▸ **Exercise requirements**
Search the data for the word "greeting" and copy every line that contains it.

(Dataset rows)

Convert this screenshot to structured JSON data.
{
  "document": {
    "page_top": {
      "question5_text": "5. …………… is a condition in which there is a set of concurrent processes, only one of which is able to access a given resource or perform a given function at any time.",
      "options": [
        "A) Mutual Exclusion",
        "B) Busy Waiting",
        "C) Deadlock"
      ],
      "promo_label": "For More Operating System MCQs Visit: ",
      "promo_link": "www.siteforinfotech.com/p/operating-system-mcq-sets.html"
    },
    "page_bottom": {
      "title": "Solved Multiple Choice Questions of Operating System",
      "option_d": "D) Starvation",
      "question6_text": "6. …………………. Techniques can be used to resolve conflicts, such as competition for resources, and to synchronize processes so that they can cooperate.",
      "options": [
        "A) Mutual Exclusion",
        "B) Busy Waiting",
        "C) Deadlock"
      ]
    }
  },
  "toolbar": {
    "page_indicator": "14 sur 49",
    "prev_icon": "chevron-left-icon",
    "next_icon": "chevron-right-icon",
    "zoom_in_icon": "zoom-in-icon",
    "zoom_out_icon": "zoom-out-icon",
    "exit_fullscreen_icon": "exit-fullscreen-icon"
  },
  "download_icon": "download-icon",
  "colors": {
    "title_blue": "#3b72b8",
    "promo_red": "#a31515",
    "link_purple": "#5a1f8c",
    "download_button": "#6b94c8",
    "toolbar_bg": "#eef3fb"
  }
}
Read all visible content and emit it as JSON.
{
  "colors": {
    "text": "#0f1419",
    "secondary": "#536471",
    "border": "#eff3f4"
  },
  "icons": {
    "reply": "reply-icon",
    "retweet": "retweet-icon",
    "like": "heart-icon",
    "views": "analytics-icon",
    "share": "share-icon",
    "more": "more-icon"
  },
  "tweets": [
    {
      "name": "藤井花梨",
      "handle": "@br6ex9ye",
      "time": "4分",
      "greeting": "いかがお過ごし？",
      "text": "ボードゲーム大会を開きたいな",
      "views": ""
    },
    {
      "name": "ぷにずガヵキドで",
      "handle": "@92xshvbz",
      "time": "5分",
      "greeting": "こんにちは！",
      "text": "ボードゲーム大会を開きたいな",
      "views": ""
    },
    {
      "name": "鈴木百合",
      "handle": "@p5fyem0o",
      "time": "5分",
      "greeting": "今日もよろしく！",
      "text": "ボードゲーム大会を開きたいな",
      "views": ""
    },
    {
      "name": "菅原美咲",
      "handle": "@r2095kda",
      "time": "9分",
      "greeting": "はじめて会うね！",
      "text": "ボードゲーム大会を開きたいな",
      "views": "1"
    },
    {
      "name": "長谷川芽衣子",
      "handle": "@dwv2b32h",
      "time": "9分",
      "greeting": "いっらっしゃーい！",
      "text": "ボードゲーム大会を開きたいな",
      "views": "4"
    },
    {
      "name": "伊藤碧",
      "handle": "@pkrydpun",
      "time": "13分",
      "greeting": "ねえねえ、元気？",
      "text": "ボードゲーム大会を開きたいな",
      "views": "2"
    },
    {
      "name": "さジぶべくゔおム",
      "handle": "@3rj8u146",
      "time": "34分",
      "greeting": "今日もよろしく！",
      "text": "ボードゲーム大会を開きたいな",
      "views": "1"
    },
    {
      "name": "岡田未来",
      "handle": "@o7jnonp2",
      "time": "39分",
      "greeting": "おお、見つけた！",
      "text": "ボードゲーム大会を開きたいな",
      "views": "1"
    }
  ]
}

▸ **The result**
      "greeting": "いかがお過ごし？",
      "greeting": "こんにちは！",
      "greeting": "今日もよろしく！",
      "greeting": "はじめて会うね！",
      "greeting": "いっらっしゃーい！",
      "greeting": "ねえねえ、元気？",
      "greeting": "今日もよろしく！",
      "greeting": "おお、見つけた！",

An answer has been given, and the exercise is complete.